#### Exercise data ####

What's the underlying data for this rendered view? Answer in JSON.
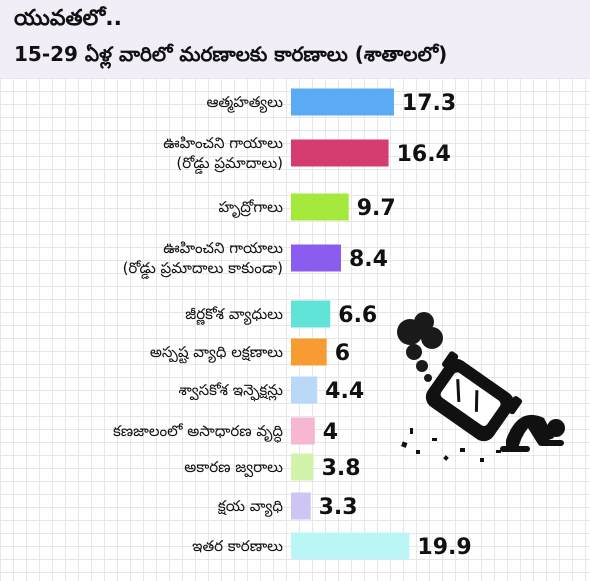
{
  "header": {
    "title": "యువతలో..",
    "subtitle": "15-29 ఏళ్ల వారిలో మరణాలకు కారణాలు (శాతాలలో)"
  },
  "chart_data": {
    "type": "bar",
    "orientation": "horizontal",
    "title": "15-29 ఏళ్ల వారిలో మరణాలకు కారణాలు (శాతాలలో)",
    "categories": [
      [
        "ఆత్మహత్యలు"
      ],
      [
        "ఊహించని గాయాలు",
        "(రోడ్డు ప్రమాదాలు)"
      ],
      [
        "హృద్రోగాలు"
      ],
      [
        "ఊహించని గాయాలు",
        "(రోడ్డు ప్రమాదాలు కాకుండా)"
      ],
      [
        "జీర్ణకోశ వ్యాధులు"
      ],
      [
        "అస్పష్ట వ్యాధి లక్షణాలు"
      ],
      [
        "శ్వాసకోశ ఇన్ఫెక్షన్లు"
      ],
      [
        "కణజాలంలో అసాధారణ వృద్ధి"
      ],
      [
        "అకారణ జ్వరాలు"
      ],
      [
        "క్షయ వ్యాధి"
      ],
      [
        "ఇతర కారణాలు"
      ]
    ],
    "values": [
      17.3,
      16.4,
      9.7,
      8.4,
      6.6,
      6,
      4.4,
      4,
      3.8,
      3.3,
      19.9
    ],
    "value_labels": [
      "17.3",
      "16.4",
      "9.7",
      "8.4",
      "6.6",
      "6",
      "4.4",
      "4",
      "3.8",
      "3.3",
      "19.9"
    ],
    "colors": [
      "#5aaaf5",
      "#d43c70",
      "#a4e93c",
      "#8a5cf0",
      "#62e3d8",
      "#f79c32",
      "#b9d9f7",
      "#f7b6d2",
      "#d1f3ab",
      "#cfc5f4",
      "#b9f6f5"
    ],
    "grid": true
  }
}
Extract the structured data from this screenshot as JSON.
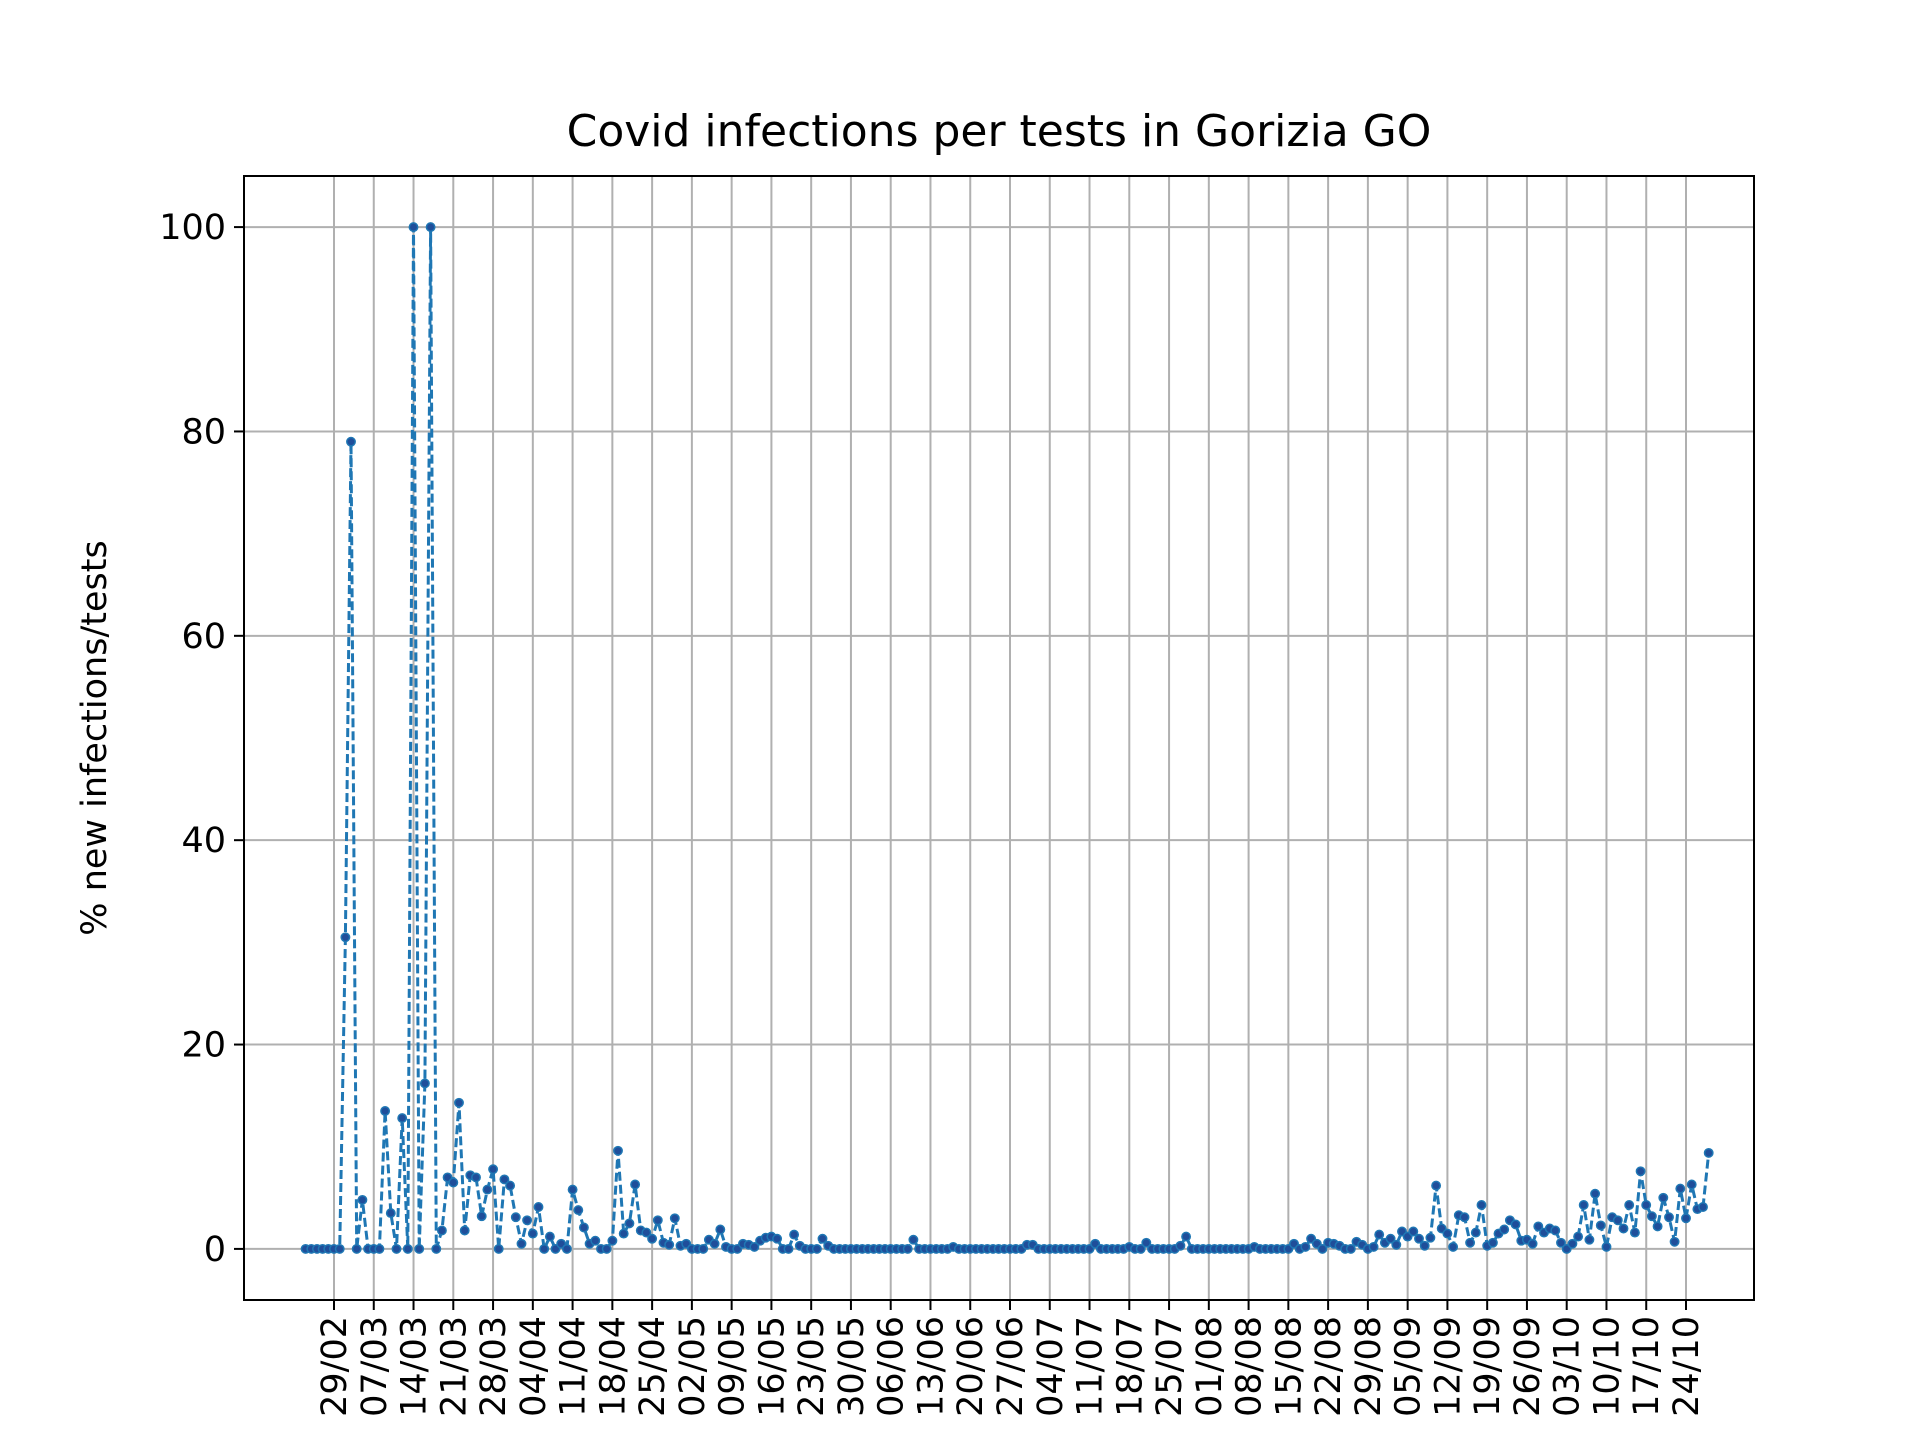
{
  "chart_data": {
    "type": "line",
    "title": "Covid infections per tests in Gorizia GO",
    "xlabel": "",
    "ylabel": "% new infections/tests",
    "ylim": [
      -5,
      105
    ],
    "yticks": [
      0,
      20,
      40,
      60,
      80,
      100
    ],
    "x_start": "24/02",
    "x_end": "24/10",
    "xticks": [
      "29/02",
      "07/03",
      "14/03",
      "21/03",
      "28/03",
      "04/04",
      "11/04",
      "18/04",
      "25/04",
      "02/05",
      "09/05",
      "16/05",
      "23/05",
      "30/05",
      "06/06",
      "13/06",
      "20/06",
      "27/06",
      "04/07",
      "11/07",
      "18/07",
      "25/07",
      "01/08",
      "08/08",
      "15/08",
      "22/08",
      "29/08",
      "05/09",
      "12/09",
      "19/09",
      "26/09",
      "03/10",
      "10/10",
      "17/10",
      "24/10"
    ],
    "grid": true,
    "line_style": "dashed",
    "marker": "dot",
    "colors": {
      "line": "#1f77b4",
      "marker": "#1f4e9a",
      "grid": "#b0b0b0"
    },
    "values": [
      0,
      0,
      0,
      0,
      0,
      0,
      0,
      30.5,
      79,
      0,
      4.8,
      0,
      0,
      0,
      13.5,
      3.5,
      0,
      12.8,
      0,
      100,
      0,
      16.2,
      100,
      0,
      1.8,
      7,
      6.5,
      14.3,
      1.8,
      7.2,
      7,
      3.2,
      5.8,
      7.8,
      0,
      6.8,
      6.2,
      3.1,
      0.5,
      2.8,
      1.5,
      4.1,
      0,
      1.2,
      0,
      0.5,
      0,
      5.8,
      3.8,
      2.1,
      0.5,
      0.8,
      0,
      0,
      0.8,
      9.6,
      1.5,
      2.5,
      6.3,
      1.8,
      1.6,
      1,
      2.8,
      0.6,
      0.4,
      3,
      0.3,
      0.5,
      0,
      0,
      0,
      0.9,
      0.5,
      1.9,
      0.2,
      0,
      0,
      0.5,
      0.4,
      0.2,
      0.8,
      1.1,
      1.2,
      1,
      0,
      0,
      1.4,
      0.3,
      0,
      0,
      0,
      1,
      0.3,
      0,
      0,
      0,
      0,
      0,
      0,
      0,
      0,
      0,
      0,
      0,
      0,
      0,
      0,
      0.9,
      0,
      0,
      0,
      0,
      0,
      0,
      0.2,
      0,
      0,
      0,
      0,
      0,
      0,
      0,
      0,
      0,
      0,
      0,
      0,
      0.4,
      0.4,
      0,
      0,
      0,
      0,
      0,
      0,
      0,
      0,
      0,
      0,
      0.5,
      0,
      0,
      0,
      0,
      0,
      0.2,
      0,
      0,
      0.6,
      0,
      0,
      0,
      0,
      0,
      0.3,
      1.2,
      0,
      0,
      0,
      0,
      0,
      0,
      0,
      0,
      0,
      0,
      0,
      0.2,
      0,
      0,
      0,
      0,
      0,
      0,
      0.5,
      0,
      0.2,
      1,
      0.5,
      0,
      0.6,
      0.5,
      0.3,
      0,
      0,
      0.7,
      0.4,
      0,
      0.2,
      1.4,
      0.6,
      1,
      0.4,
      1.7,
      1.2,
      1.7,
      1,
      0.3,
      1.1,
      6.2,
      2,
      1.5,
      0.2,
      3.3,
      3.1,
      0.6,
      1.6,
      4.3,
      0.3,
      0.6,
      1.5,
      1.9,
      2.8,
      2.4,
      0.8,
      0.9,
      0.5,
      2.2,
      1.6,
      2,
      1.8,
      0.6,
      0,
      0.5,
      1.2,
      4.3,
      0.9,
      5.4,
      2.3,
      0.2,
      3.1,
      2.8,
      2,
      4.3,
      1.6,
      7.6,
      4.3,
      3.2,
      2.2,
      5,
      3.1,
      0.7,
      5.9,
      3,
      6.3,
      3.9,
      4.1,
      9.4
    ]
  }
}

####

[Work required]: List every line above that contains the word "tests".

[Result of the exercise]:
    "title": "Covid infections per tests in Gorizia GO",
    "ylabel": "% new infections/tests",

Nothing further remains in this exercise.